§ Instructions for the task: Locate each line below that includes "this" and reproduce it.
──────────────────────────────
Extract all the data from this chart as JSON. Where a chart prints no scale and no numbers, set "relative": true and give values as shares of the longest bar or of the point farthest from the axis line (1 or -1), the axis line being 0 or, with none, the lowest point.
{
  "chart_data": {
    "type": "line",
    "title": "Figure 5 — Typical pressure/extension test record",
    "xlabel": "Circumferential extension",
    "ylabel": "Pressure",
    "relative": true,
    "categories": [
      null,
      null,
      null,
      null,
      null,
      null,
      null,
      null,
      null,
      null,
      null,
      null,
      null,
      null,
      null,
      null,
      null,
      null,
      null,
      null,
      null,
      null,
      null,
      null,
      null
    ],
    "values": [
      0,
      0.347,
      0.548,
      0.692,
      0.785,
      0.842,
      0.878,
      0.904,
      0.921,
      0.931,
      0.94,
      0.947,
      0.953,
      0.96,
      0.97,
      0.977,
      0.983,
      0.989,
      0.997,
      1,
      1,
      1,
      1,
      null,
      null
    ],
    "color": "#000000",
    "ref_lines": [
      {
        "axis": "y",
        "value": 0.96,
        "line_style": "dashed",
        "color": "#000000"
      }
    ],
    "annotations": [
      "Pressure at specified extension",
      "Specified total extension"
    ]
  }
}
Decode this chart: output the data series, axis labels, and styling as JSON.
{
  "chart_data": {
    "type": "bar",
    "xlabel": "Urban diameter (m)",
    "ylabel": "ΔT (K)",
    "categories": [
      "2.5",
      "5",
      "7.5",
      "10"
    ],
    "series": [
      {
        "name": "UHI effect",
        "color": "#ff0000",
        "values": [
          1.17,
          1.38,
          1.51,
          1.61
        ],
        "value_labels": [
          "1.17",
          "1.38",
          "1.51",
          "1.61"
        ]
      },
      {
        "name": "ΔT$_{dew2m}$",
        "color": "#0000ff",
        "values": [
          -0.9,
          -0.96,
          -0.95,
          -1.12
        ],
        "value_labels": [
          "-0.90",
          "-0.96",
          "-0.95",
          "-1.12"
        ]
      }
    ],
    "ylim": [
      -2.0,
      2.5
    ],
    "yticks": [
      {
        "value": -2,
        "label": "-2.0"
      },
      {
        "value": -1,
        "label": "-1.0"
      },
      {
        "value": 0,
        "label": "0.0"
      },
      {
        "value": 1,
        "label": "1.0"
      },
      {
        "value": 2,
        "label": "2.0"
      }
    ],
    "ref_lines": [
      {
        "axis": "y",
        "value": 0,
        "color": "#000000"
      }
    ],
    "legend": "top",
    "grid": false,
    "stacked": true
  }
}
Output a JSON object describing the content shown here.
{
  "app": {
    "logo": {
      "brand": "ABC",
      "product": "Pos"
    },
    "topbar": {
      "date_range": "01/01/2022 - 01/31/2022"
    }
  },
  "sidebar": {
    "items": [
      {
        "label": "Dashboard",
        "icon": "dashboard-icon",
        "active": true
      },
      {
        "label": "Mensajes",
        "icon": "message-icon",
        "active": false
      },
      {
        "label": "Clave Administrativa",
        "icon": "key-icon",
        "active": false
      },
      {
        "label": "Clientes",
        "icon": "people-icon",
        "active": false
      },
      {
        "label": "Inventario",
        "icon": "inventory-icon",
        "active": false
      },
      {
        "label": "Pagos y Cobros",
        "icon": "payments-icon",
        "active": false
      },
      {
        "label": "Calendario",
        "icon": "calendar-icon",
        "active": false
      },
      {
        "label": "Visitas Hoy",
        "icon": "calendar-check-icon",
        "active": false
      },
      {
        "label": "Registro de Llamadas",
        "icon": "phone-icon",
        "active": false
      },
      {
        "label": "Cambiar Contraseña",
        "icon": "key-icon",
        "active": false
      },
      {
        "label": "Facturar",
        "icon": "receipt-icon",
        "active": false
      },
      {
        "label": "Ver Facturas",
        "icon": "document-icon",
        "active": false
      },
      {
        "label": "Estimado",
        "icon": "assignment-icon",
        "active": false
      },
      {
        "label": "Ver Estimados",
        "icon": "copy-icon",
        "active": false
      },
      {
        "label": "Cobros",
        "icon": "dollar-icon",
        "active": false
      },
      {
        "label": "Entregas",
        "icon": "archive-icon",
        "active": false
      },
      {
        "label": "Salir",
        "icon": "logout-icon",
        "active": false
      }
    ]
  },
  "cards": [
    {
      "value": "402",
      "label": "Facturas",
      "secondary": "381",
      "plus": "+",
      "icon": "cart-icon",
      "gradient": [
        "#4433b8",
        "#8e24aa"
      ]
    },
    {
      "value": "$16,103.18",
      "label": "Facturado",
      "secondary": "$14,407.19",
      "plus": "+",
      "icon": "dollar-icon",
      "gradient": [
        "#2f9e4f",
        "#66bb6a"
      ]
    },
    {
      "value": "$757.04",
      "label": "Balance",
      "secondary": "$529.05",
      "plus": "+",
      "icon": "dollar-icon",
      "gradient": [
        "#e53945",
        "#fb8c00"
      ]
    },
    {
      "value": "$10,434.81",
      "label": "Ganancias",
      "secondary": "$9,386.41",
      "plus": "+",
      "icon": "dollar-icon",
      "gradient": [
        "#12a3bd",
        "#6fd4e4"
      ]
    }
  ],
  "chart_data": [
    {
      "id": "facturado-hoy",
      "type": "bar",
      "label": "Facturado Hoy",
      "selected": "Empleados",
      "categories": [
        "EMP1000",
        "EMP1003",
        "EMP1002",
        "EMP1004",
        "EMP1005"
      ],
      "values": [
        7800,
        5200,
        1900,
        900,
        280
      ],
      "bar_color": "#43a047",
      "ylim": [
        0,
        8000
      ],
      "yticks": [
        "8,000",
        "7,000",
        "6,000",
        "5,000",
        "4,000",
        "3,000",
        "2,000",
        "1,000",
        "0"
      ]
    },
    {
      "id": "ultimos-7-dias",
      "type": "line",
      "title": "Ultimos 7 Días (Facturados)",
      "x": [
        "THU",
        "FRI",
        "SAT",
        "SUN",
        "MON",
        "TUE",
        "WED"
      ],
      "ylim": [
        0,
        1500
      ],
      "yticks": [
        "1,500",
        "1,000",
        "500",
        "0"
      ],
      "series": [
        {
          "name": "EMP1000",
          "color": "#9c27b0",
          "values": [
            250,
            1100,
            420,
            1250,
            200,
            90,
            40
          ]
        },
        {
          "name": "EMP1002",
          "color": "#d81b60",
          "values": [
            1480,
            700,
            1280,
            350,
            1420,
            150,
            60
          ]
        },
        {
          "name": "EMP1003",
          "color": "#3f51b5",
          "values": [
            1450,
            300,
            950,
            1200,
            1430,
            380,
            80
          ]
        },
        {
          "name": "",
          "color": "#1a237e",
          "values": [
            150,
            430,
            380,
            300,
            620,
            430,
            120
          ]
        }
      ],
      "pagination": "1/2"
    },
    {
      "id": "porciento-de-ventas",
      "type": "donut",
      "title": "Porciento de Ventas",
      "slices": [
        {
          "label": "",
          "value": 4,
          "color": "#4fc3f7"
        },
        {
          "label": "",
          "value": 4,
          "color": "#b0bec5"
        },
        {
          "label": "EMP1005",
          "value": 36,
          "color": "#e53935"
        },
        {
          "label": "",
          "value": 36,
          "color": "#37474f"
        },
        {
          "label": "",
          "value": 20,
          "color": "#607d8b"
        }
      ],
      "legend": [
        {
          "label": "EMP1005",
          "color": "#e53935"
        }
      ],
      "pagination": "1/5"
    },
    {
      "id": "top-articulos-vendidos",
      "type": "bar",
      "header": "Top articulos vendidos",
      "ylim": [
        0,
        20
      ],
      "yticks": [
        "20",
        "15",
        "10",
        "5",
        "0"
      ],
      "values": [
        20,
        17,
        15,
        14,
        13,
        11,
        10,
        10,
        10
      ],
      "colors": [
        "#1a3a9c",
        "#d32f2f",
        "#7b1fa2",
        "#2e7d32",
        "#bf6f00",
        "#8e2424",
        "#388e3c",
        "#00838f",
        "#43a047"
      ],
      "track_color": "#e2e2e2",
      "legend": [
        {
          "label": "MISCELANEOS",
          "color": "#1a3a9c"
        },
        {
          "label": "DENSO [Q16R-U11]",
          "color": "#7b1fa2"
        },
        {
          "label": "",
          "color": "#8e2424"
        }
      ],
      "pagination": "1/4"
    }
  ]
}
──────────────────────────────
§ Response:
Extract all the data from this chart as JSON. Where a chart prints no scale and no numbers, set "relative": true and give values as shares of the longest bar or of the point farthest from the axis line (1 or -1), the axis line being 0 or, with none, the lowest point.
Decode this chart: output the data series, axis labels, and styling as JSON.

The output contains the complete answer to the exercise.